[Collection entries]
^^^^^^^^

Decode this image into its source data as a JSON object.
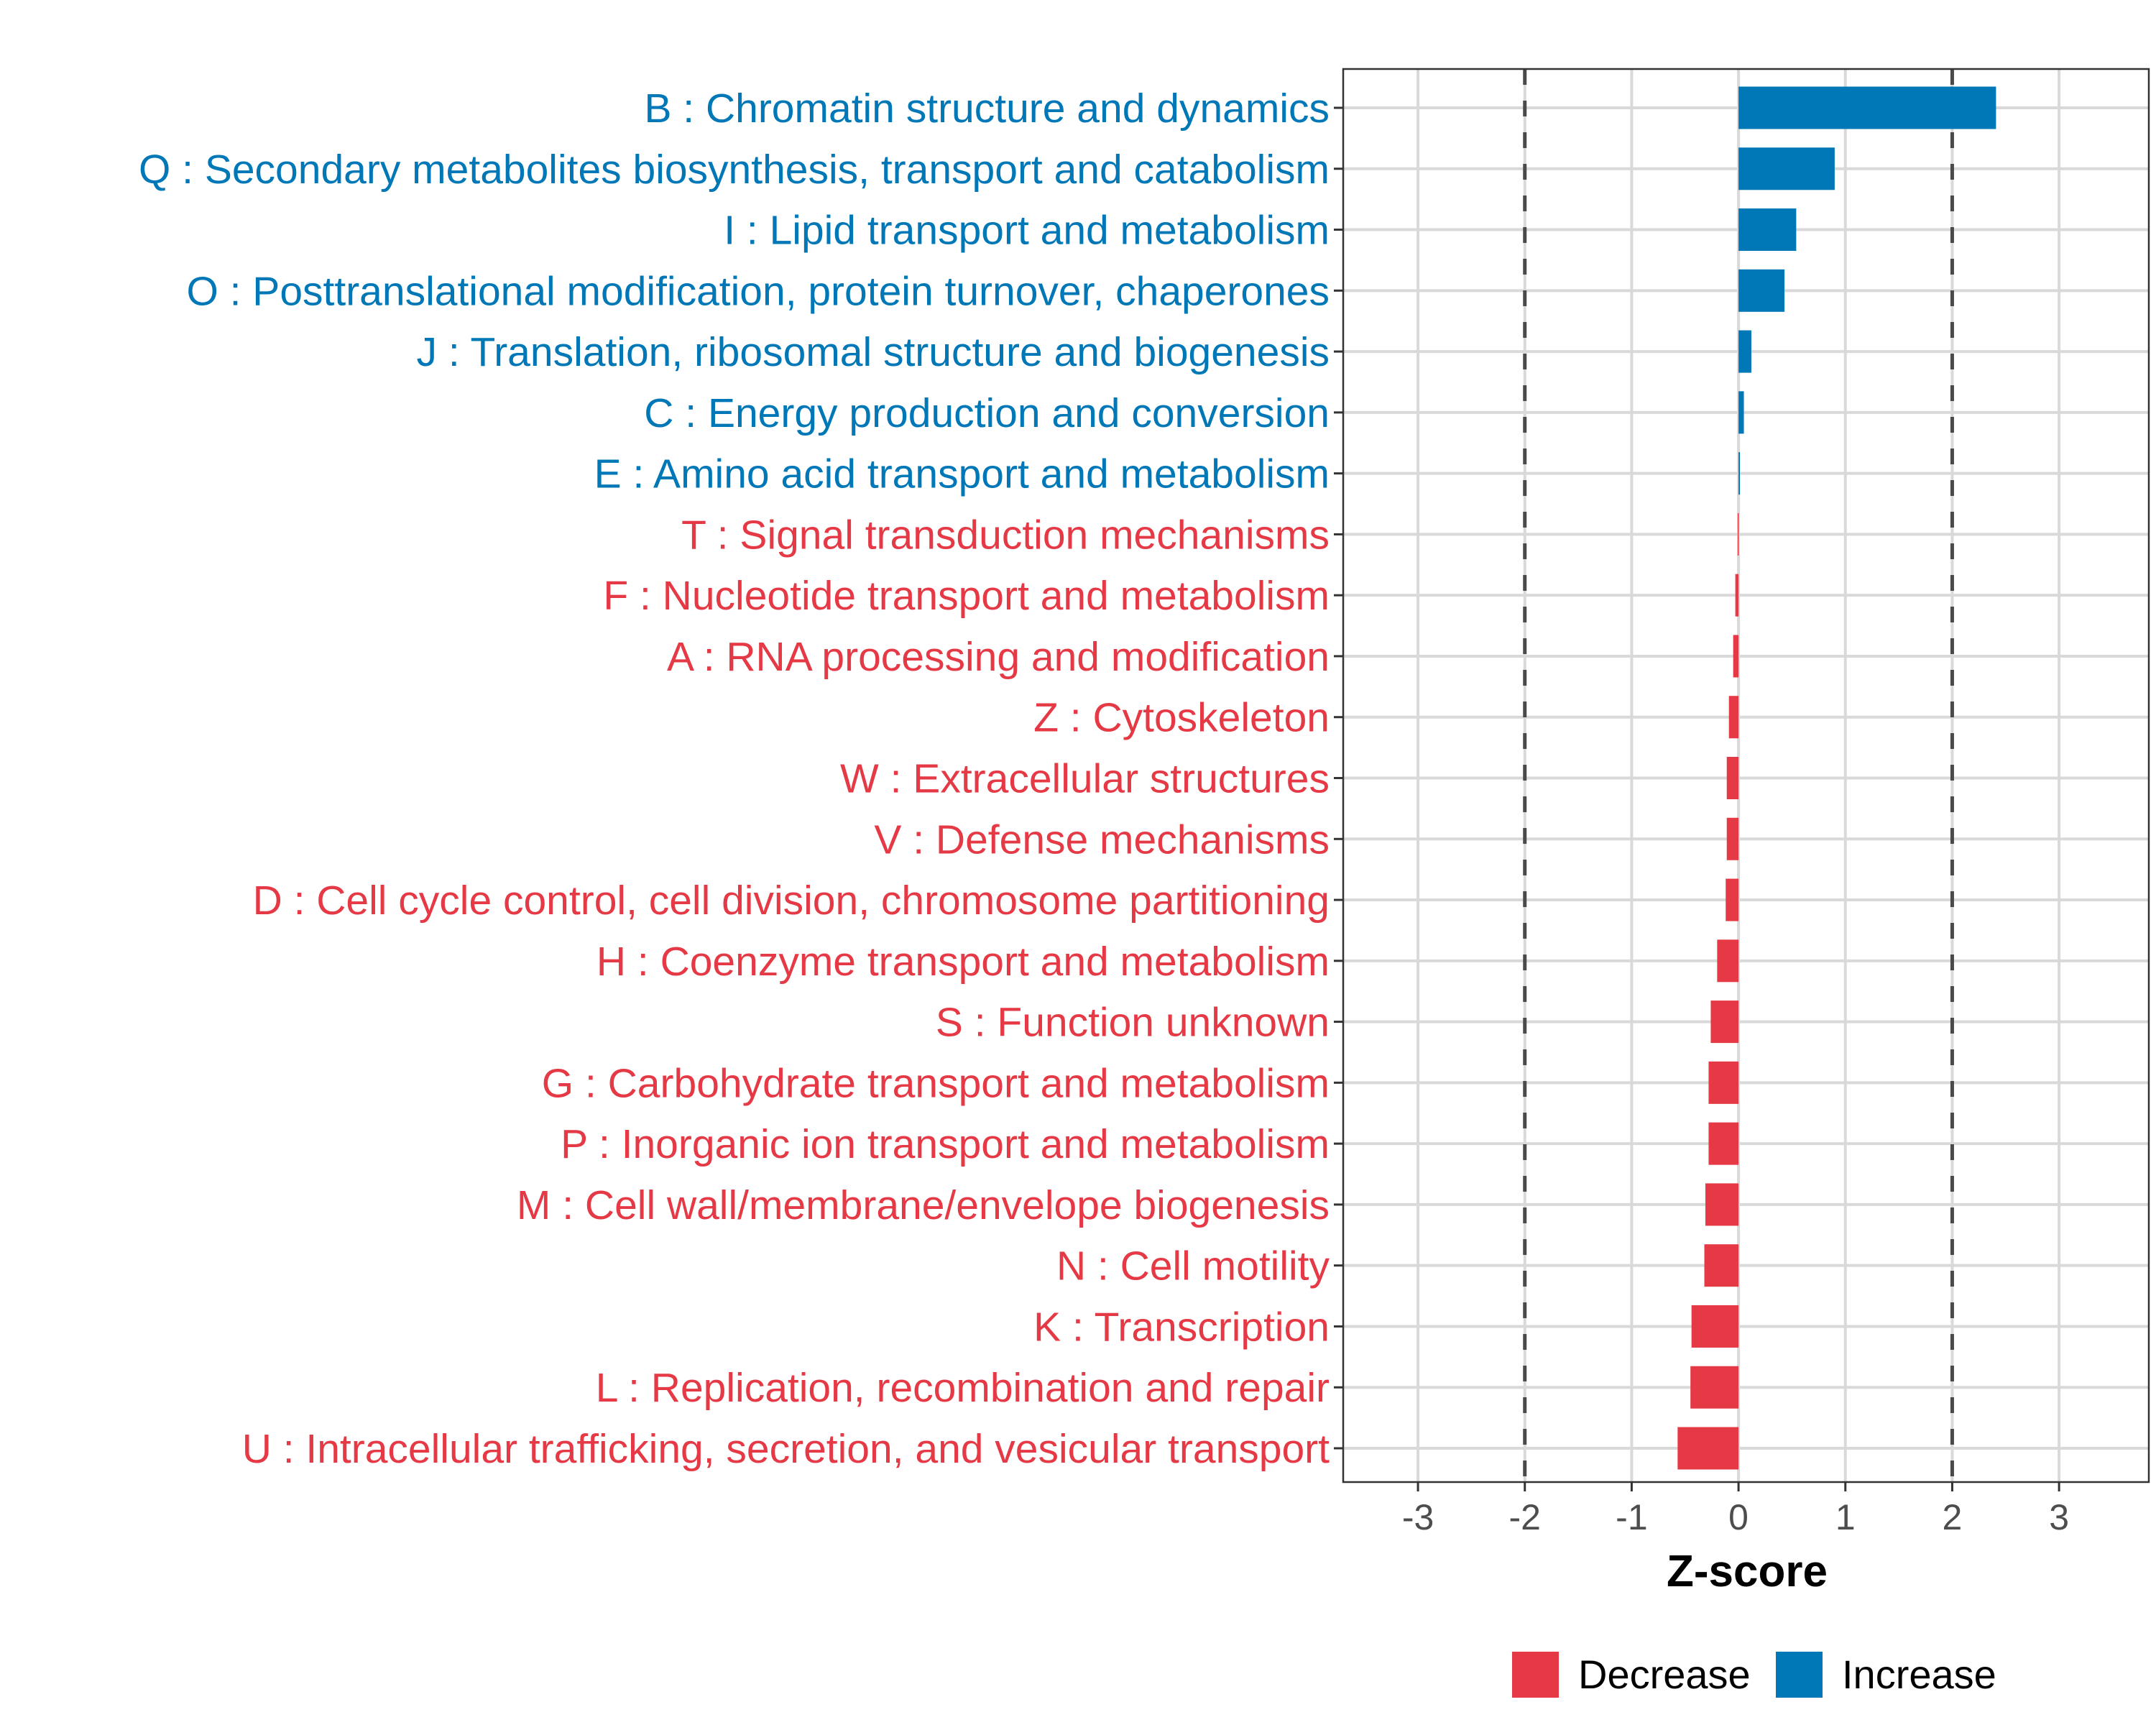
{
  "chart_data": {
    "type": "bar",
    "orientation": "horizontal",
    "title": "",
    "xlabel": "Z-score",
    "ylabel": "",
    "xlim": [
      -3.7,
      3.84
    ],
    "xticks": [
      -3,
      -2,
      -1,
      0,
      1,
      2,
      3
    ],
    "xtick_labels": [
      "-3",
      "-2",
      "-1",
      "0",
      "1",
      "2",
      "3"
    ],
    "reference_lines": [
      -2,
      2
    ],
    "grid": true,
    "legend_position": "bottom",
    "legend": [
      {
        "label": "Decrease",
        "color": "#E63946"
      },
      {
        "label": "Increase",
        "color": "#0077B6"
      }
    ],
    "categories": [
      "B : Chromatin structure and dynamics",
      "Q : Secondary metabolites biosynthesis, transport and catabolism",
      "I : Lipid transport and metabolism",
      "O : Posttranslational modification, protein turnover, chaperones",
      "J : Translation, ribosomal structure and biogenesis",
      "C : Energy production and conversion",
      "E : Amino acid transport and metabolism",
      "T : Signal transduction mechanisms",
      "F : Nucleotide transport and metabolism",
      "A : RNA processing and modification",
      "Z : Cytoskeleton",
      "W : Extracellular structures",
      "V : Defense mechanisms",
      "D : Cell cycle control, cell division, chromosome partitioning",
      "H : Coenzyme transport and metabolism",
      "S : Function unknown",
      "G : Carbohydrate transport and metabolism",
      "P : Inorganic ion transport and metabolism",
      "M : Cell wall/membrane/envelope biogenesis",
      "N : Cell motility",
      "K : Transcription",
      "L : Replication, recombination and repair",
      "U : Intracellular trafficking, secretion, and vesicular transport"
    ],
    "values": [
      2.41,
      0.9,
      0.54,
      0.43,
      0.12,
      0.05,
      0.013,
      -0.008,
      -0.03,
      -0.05,
      -0.09,
      -0.11,
      -0.11,
      -0.12,
      -0.2,
      -0.26,
      -0.28,
      -0.28,
      -0.31,
      -0.32,
      -0.44,
      -0.45,
      -0.57
    ]
  }
}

^^^^^^^^

What is needed is an exact reproduction of the data, pictures excluded.

Decode this image into its source data as a JSON object.
{
  "chart_data": {
    "type": "bar",
    "orientation": "horizontal",
    "title": "",
    "xlabel": "Z-score",
    "ylabel": "",
    "xlim": [
      -3.7,
      3.84
    ],
    "xticks": [
      -3,
      -2,
      -1,
      0,
      1,
      2,
      3
    ],
    "xtick_labels": [
      "-3",
      "-2",
      "-1",
      "0",
      "1",
      "2",
      "3"
    ],
    "reference_lines": [
      -2,
      2
    ],
    "grid": true,
    "legend_position": "bottom",
    "legend": [
      {
        "label": "Decrease",
        "color": "#E63946"
      },
      {
        "label": "Increase",
        "color": "#0077B6"
      }
    ],
    "categories": [
      "B : Chromatin structure and dynamics",
      "Q : Secondary metabolites biosynthesis, transport and catabolism",
      "I : Lipid transport and metabolism",
      "O : Posttranslational modification, protein turnover, chaperones",
      "J : Translation, ribosomal structure and biogenesis",
      "C : Energy production and conversion",
      "E : Amino acid transport and metabolism",
      "T : Signal transduction mechanisms",
      "F : Nucleotide transport and metabolism",
      "A : RNA processing and modification",
      "Z : Cytoskeleton",
      "W : Extracellular structures",
      "V : Defense mechanisms",
      "D : Cell cycle control, cell division, chromosome partitioning",
      "H : Coenzyme transport and metabolism",
      "S : Function unknown",
      "G : Carbohydrate transport and metabolism",
      "P : Inorganic ion transport and metabolism",
      "M : Cell wall/membrane/envelope biogenesis",
      "N : Cell motility",
      "K : Transcription",
      "L : Replication, recombination and repair",
      "U : Intracellular trafficking, secretion, and vesicular transport"
    ],
    "values": [
      2.41,
      0.9,
      0.54,
      0.43,
      0.12,
      0.05,
      0.013,
      -0.008,
      -0.03,
      -0.05,
      -0.09,
      -0.11,
      -0.11,
      -0.12,
      -0.2,
      -0.26,
      -0.28,
      -0.28,
      -0.31,
      -0.32,
      -0.44,
      -0.45,
      -0.57
    ]
  }
}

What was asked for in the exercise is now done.